* **Description of the task**: Your task is to copy the listing exactly. Drop any pictures from the copy.

Stored data entries:
....................

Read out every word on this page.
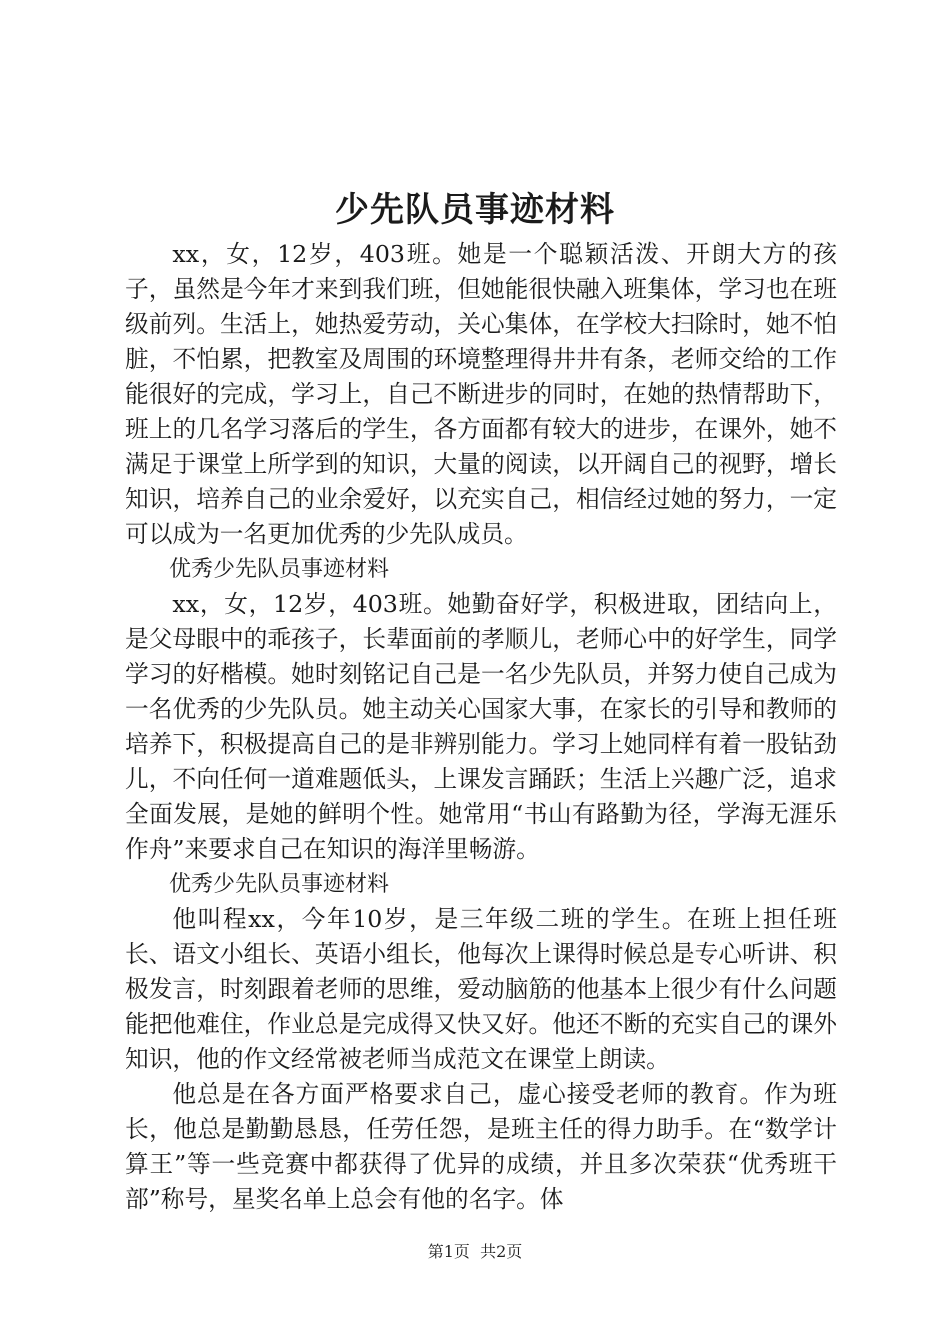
少先队员事迹材料

xx，女，12岁，403班。她是一个聪颖活泼、开朗大方的孩子，虽然是今年才来到我们班，但她能很快融入班集体，学习也在班级前列。生活上，她热爱劳动，关心集体，在学校大扫除时，她不怕脏，不怕累，把教室及周围的环境整理得井井有条，老师交给的工作能很好的完成，学习上，自己不断进步的同时，在她的热情帮助下，班上的几名学习落后的学生，各方面都有较大的进步，在课外，她不满足于课堂上所学到的知识，大量的阅读，以开阔自己的视野，增长知识，培养自己的业余爱好，以充实自己，相信经过她的努力，一定可以成为一名更加优秀的少先队成员。

优秀少先队员事迹材料

xx，女，12岁，403班。她勤奋好学，积极进取，团结向上，是父母眼中的乖孩子，长辈面前的孝顺儿，老师心中的好学生，同学学习的好楷模。她时刻铭记自己是一名少先队员，并努力使自己成为一名优秀的少先队员。她主动关心国家大事，在家长的引导和教师的培养下，积极提高自己的是非辨别能力。学习上她同样有着一股钻劲儿，不向任何一道难题低头，上课发言踊跃；生活上兴趣广泛，追求全面发展，是她的鲜明个性。她常用“书山有路勤为径，学海无涯乐作舟”来要求自己在知识的海洋里畅游。

优秀少先队员事迹材料

他叫程xx，今年10岁，是三年级二班的学生。在班上担任班长、语文小组长、英语小组长，他每次上课得时候总是专心听讲、积极发言，时刻跟着老师的思维，爱动脑筋的他基本上很少有什么问题能把他难住，作业总是完成得又快又好。他还不断的充实自己的课外知识，他的作文经常被老师当成范文在课堂上朗读。

他总是在各方面严格要求自己，虚心接受老师的教育。作为班长，他总是勤勤恳恳，任劳任怨，是班主任的得力助手。在“数学计算王”等一些竞赛中都获得了优异的成绩，并且多次荣获“优秀班干部”称号，星奖名单上总会有他的名字。体

第1页 共2页
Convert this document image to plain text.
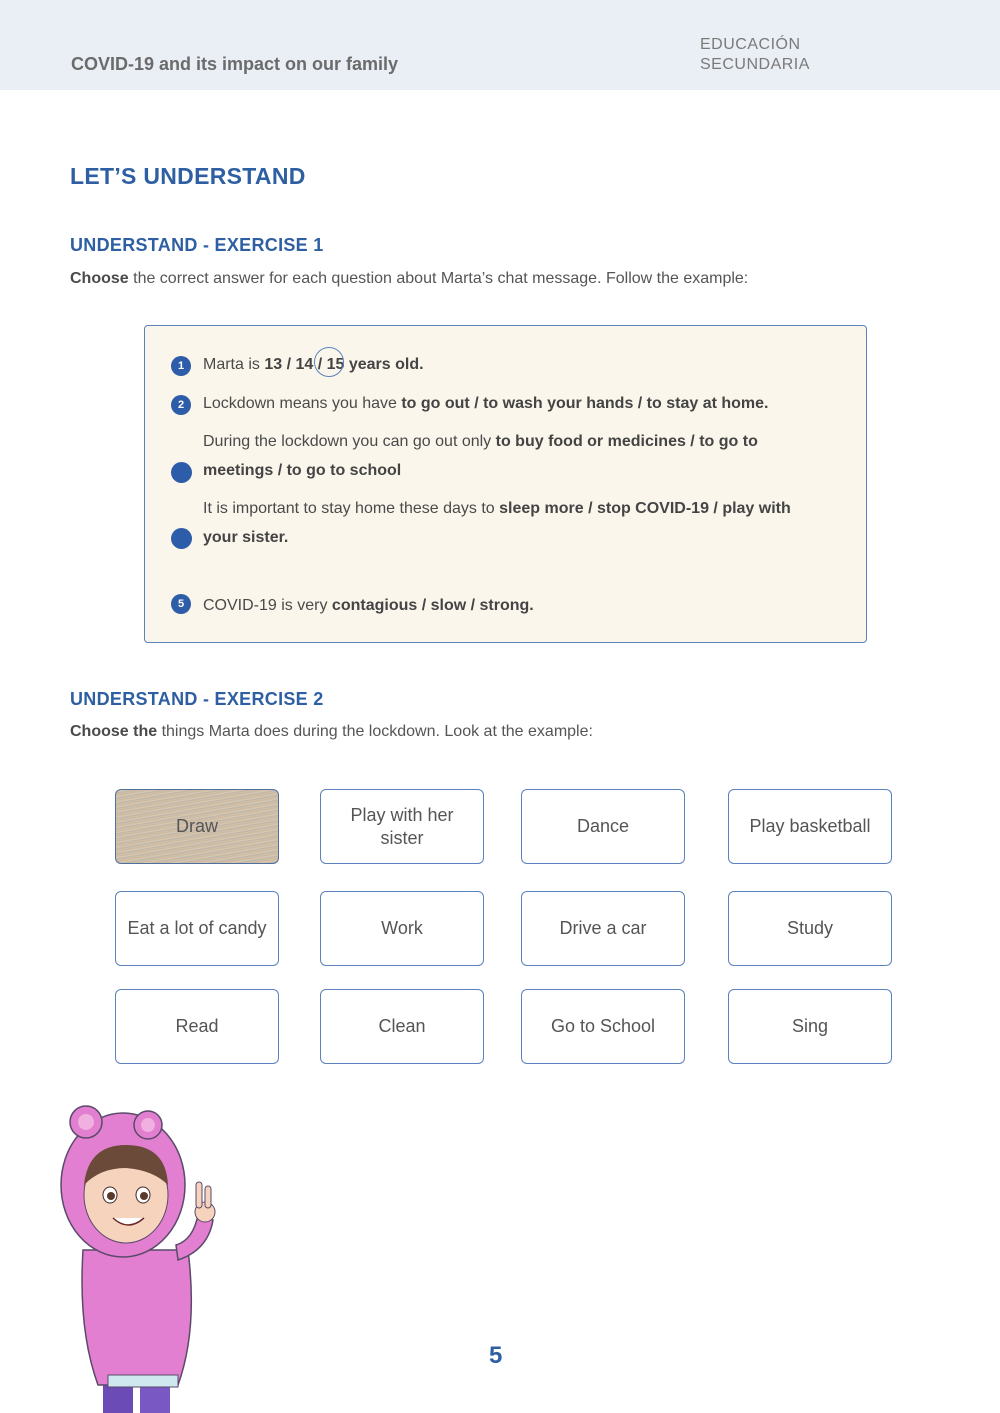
COVID-19 and its impact on our family
EDUCACIÓN
SECUNDARIA
LET’S UNDERSTAND
UNDERSTAND - EXERCISE 1
Choose the correct answer for each question about Marta’s chat message. Follow the example:
1	Marta is 13 / 14 / 15 years old.
2	Lockdown means you have to go out / to wash your hands / to stay at home.
During the lockdown you can go out only to buy food or medicines / to go to
meetings / to go to school
It is important to stay home these days to sleep more / stop COVID-19 / play with
your sister.
5	COVID-19 is very contagious / slow / strong.
UNDERSTAND - EXERCISE 2
Choose the things Marta does during the lockdown. Look at the example:
Draw
Play with her sister
Dance	Play basketball
Eat a lot of candy	Work	Drive a car	Study
Read	Clean	Go to School	Sing
5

....................

* **Task response**:
Read out every word on this page.
少先队员事迹材料

xx，女，12岁，403班。她是一个聪颖活泼、开朗大方的孩子，虽然是今年才来到我们班，但她能很快融入班集体，学习也在班级前列。生活上，她热爱劳动，关心集体，在学校大扫除时，她不怕脏，不怕累，把教室及周围的环境整理得井井有条，老师交给的工作能很好的完成，学习上，自己不断进步的同时，在她的热情帮助下，班上的几名学习落后的学生，各方面都有较大的进步，在课外，她不满足于课堂上所学到的知识，大量的阅读，以开阔自己的视野，增长知识，培养自己的业余爱好，以充实自己，相信经过她的努力，一定可以成为一名更加优秀的少先队成员。

优秀少先队员事迹材料

xx，女，12岁，403班。她勤奋好学，积极进取，团结向上，是父母眼中的乖孩子，长辈面前的孝顺儿，老师心中的好学生，同学学习的好楷模。她时刻铭记自己是一名少先队员，并努力使自己成为一名优秀的少先队员。她主动关心国家大事，在家长的引导和教师的培养下，积极提高自己的是非辨别能力。学习上她同样有着一股钻劲儿，不向任何一道难题低头，上课发言踊跃；生活上兴趣广泛，追求全面发展，是她的鲜明个性。她常用“书山有路勤为径，学海无涯乐作舟”来要求自己在知识的海洋里畅游。

优秀少先队员事迹材料

他叫程xx，今年10岁，是三年级二班的学生。在班上担任班长、语文小组长、英语小组长，他每次上课得时候总是专心听讲、积极发言，时刻跟着老师的思维，爱动脑筋的他基本上很少有什么问题能把他难住，作业总是完成得又快又好。他还不断的充实自己的课外知识，他的作文经常被老师当成范文在课堂上朗读。

他总是在各方面严格要求自己，虚心接受老师的教育。作为班长，他总是勤勤恳恳，任劳任怨，是班主任的得力助手。在“数学计算王”等一些竞赛中都获得了优异的成绩，并且多次荣获“优秀班干部”称号，星奖名单上总会有他的名字。体

第1页 共2页
Convert this document image to plain text.
COVID-19 and its impact on our family
EDUCACIÓN
SECUNDARIA
LET’S UNDERSTAND
UNDERSTAND - EXERCISE 1
Choose the correct answer for each question about Marta’s chat message. Follow the example:
1	Marta is 13 / 14 / 15 years old.
2	Lockdown means you have to go out / to wash your hands / to stay at home.
During the lockdown you can go out only to buy food or medicines / to go to
meetings / to go to school
It is important to stay home these days to sleep more / stop COVID-19 / play with
your sister.
5	COVID-19 is very contagious / slow / strong.
UNDERSTAND - EXERCISE 2
Choose the things Marta does during the lockdown. Look at the example:
Draw
Play with her sister
Dance	Play basketball
Eat a lot of candy	Work	Drive a car	Study
Read	Clean	Go to School	Sing
5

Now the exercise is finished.